§ INSTRUCTION:
Every line that contains the word "学生评价" should be copied out.

[START]

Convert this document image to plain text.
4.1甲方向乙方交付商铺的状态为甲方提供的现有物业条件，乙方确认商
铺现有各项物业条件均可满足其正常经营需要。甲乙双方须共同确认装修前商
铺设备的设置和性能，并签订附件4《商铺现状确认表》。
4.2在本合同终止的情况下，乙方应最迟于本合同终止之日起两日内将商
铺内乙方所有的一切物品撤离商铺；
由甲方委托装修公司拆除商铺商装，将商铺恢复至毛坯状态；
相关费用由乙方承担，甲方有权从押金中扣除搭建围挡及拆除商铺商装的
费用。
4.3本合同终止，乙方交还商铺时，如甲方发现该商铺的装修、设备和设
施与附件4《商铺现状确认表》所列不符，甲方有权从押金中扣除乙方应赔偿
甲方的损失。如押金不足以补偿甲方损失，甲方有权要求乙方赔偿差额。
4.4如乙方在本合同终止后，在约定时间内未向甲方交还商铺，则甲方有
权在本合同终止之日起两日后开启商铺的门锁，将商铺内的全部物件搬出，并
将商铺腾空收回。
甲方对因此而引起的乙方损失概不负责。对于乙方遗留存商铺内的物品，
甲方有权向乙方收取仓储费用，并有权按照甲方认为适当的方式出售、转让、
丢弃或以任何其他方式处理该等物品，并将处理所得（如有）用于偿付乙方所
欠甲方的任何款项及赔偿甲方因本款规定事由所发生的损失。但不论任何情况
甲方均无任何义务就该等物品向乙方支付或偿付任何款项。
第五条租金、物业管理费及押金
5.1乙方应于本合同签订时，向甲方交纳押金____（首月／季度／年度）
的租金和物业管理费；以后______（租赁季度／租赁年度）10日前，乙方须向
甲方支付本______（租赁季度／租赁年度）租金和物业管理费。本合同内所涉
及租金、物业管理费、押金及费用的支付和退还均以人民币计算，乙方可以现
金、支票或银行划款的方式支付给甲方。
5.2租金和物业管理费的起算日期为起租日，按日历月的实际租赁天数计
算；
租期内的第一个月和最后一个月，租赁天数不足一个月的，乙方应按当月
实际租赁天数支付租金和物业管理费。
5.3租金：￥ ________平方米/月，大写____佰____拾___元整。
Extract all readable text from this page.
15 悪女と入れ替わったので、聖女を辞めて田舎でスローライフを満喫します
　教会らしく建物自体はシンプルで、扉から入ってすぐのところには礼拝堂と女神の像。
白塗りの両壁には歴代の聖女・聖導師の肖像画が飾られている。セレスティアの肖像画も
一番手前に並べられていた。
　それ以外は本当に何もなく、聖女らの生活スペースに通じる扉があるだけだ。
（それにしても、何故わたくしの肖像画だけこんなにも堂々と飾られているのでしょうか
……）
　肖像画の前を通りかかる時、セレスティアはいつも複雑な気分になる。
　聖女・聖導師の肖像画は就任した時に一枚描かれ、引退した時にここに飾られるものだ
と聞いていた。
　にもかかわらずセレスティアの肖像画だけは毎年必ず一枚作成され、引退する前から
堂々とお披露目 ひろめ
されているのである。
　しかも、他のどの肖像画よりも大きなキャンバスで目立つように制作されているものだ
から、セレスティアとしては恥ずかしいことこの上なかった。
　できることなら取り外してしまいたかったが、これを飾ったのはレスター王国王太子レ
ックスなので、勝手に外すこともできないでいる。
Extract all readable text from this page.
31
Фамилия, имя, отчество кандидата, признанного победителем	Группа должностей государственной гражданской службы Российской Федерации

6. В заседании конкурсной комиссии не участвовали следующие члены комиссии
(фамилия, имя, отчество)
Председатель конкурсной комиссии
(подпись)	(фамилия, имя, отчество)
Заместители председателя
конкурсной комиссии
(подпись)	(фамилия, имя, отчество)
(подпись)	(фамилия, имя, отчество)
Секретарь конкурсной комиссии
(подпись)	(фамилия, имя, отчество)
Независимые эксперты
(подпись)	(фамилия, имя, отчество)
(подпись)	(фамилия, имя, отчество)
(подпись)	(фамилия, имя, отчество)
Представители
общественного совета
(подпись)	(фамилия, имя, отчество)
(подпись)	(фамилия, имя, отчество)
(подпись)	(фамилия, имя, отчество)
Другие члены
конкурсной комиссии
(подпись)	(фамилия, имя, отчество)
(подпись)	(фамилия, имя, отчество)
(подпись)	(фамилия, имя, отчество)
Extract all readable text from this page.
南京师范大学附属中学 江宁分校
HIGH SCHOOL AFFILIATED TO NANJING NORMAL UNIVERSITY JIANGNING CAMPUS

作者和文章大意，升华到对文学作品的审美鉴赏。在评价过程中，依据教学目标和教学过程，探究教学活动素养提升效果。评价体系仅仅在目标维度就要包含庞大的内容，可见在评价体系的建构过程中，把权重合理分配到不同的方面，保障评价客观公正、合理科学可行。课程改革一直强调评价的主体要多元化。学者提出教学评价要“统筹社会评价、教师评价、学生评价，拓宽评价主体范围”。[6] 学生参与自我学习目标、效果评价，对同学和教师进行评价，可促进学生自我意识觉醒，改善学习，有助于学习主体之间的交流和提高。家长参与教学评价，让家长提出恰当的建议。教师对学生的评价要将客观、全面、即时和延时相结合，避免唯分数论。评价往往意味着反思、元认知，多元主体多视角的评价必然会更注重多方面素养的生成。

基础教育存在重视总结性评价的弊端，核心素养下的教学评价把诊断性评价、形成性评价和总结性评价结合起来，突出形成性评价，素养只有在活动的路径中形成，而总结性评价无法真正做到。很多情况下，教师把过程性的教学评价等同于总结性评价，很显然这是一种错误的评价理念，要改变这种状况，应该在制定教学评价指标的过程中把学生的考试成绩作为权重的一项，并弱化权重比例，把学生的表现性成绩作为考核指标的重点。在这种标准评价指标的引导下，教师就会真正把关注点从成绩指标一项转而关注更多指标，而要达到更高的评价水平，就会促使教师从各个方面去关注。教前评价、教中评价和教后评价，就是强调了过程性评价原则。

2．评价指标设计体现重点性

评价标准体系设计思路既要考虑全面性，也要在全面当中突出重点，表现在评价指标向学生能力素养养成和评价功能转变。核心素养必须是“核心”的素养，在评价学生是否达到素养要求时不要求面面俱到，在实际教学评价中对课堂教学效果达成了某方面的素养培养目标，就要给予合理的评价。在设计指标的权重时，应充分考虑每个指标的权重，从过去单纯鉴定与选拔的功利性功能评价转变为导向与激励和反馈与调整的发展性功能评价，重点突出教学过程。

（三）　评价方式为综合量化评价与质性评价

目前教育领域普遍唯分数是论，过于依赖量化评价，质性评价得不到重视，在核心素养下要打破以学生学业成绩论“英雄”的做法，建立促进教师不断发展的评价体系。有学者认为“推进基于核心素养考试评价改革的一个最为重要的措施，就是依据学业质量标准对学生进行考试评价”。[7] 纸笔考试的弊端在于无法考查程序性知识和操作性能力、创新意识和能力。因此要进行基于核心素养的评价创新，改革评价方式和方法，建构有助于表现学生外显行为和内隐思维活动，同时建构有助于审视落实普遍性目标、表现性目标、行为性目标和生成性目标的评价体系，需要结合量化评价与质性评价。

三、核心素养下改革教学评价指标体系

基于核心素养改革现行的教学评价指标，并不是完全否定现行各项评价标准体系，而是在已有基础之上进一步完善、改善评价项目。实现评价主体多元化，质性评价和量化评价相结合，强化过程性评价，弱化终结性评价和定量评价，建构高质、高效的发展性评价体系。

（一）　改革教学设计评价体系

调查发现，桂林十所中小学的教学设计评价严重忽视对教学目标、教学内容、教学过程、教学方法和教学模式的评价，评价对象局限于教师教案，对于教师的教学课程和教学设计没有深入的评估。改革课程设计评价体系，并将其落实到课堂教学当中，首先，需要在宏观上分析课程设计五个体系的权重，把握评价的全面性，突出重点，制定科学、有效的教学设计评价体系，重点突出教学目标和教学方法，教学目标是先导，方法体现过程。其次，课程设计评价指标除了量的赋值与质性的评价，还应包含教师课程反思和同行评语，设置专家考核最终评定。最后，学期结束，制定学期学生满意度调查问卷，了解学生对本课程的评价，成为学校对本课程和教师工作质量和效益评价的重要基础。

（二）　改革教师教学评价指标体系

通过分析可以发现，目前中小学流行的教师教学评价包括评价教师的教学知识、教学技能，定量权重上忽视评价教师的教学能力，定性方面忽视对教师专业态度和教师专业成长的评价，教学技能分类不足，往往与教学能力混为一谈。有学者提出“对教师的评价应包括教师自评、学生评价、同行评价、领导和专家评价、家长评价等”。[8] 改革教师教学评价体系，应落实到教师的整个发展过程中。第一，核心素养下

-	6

[END]

§ ANSWER TO THE EXERCISE:
作者和文章大意，升华到对文学作品的审美鉴赏。在评价过程中，依据教学目标和教学过程，探究教学活动素养提升效果。评价体系仅仅在目标维度就要包含庞大的内容，可见在评价体系的建构过程中，把权重合理分配到不同的方面，保障评价客观公正、合理科学可行。课程改革一直强调评价的主体要多元化。学者提出教学评价要“统筹社会评价、教师评价、学生评价，拓宽评价主体范围”。[6] 学生参与自我学习目标、效果评价，对同学和教师进行评价，可促进学生自我意识觉醒，改善学习，有助于学习主体之间的交流和提高。家长参与教学评价，让家长提出恰当的建议。教师对学生的评价要将客观、全面、即时和延时相结合，避免唯分数论。评价往往意味着反思、元认知，多元主体多视角的评价必然会更注重多方面素养的生成。
通过分析可以发现，目前中小学流行的教师教学评价包括评价教师的教学知识、教学技能，定量权重上忽视评价教师的教学能力，定性方面忽视对教师专业态度和教师专业成长的评价，教学技能分类不足，往往与教学能力混为一谈。有学者提出“对教师的评价应包括教师自评、学生评价、同行评价、领导和专家评价、家长评价等”。[8] 改革教师教学评价体系，应落实到教师的整个发展过程中。第一，核心素养下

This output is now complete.